* INSTRUCTION
Which lines contain the word "structured"? Return each of them as written.

* INFORMATION SHOWN
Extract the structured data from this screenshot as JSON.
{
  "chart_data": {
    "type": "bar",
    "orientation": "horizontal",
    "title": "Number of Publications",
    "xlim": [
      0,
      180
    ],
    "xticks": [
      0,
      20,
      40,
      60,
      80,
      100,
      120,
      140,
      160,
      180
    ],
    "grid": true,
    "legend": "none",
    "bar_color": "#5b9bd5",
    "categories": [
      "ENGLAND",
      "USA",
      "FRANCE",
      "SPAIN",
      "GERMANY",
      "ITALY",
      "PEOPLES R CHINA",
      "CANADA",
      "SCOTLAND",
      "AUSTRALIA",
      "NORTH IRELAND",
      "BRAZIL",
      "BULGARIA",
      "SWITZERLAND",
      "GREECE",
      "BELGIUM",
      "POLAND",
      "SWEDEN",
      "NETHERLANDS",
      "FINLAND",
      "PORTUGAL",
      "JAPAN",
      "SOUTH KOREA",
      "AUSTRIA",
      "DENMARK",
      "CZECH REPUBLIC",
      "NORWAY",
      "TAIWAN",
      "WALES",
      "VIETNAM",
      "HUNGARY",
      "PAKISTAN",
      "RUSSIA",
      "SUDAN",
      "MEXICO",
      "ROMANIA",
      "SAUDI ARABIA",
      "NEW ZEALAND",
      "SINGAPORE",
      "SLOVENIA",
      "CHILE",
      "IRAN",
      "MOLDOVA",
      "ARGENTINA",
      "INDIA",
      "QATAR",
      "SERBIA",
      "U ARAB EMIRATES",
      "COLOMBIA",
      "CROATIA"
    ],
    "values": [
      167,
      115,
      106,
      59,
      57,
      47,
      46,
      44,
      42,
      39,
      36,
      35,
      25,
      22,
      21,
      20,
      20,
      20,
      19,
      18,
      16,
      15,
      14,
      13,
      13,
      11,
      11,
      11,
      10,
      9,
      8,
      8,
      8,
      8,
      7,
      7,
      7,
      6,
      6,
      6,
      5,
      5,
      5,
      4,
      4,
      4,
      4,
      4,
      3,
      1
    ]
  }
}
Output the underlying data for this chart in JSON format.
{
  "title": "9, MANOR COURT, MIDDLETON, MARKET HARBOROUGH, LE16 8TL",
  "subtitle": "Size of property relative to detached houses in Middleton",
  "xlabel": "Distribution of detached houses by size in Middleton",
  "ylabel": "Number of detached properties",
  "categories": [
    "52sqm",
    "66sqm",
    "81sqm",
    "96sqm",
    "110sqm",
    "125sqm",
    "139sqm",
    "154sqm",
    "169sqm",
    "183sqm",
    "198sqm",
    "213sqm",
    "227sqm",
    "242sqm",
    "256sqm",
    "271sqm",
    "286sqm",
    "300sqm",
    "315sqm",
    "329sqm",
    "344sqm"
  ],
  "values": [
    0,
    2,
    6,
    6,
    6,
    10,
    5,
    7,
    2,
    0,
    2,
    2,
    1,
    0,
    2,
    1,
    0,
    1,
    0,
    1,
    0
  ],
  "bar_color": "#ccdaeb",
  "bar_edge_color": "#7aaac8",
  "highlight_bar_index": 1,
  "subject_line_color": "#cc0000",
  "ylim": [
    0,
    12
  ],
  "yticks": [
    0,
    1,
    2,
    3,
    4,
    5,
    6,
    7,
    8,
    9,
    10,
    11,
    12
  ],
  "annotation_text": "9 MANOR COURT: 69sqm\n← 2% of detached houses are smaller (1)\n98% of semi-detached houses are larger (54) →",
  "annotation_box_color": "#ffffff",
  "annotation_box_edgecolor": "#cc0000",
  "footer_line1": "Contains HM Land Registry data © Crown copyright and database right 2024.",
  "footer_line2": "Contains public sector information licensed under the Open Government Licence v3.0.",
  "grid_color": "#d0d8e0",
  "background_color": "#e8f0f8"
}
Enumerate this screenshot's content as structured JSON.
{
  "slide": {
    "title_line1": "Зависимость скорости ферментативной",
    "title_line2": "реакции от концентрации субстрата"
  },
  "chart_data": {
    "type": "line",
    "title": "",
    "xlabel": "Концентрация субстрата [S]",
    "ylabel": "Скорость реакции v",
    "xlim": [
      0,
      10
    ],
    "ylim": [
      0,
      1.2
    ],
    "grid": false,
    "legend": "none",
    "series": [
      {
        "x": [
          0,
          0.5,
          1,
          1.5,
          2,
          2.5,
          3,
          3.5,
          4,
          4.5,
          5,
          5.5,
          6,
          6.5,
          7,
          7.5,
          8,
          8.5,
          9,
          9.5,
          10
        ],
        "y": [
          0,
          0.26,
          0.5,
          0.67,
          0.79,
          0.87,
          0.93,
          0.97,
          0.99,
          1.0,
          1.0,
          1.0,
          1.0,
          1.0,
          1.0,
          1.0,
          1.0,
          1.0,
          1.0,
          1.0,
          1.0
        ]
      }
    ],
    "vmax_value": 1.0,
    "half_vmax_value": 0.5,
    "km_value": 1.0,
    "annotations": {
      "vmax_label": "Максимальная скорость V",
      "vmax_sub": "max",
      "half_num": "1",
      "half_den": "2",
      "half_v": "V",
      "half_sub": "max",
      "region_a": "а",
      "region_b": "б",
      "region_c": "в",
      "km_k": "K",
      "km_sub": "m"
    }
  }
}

* CORRECT RESULT
Extract the structured data from this screenshot as JSON.
Enumerate this screenshot's content as structured JSON.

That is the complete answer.